■ **DATA SECTION**:

--------------------------------------------------

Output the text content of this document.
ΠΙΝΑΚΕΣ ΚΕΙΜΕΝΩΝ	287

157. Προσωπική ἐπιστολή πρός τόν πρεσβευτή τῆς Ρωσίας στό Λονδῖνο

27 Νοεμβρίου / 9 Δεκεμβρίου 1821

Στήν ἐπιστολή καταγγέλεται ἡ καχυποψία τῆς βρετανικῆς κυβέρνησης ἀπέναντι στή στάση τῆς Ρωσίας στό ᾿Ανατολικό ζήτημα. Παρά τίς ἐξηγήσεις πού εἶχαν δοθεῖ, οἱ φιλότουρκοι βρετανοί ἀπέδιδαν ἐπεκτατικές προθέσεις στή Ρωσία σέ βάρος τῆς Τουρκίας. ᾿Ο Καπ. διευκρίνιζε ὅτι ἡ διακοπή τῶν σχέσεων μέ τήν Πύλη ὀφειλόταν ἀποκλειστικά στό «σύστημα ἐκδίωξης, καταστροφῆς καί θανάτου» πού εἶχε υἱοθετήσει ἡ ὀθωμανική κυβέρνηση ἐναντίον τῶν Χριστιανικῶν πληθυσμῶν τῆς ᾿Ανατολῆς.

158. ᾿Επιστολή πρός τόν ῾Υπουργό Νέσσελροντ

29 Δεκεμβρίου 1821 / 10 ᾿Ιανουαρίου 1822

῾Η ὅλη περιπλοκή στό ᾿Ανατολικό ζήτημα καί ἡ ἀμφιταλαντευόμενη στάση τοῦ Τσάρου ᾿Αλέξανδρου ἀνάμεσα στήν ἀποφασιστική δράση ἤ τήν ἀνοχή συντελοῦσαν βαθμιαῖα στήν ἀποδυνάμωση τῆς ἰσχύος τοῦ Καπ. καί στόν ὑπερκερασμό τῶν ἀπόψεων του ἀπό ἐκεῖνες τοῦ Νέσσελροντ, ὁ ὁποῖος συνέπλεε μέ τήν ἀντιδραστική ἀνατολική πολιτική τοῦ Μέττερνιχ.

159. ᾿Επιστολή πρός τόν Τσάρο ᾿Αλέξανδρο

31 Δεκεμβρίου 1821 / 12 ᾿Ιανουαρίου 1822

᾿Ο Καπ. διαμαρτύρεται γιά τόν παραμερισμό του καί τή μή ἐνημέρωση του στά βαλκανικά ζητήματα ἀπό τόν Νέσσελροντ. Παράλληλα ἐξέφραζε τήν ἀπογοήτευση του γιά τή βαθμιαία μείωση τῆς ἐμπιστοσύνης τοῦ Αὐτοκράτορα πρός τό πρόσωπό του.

--------------------------------------------------

■ **AIM**:
Pick each line holding the word "στάση" out of the listing.

■ **WRITTEN ANSWER**:
Στήν ἐπιστολή καταγγέλεται ἡ καχυποψία τῆς βρετανικῆς κυβέρνησης ἀπέναντι στή στάση τῆς Ρωσίας στό ᾿Ανατολικό ζήτημα. Παρά τίς ἐξηγήσεις πού εἶχαν δοθεῖ, οἱ φιλότουρκοι βρετανοί ἀπέδιδαν ἐπεκτατικές προθέσεις στή Ρωσία σέ βάρος τῆς Τουρκίας. ᾿Ο Καπ. διευκρίνιζε ὅτι ἡ διακοπή τῶν σχέσεων μέ τήν Πύλη ὀφειλόταν ἀποκλειστικά στό «σύστημα ἐκδίωξης, καταστροφῆς καί θανάτου» πού εἶχε υἱοθετήσει ἡ ὀθωμανική κυβέρνηση ἐναντίον τῶν Χριστιανικῶν πληθυσμῶν τῆς ᾿Ανατολῆς.
῾Η ὅλη περιπλοκή στό ᾿Ανατολικό ζήτημα καί ἡ ἀμφιταλαντευόμενη στάση τοῦ Τσάρου ᾿Αλέξανδρου ἀνάμεσα στήν ἀποφασιστική δράση ἤ τήν ἀνοχή συντελοῦσαν βαθμιαῖα στήν ἀποδυνάμωση τῆς ἰσχύος τοῦ Καπ. καί στόν ὑπερκερασμό τῶν ἀπόψεων του ἀπό ἐκεῖνες τοῦ Νέσσελροντ, ὁ ὁποῖος συνέπλεε μέ τήν ἀντιδραστική ἀνατολική πολιτική τοῦ Μέττερνιχ.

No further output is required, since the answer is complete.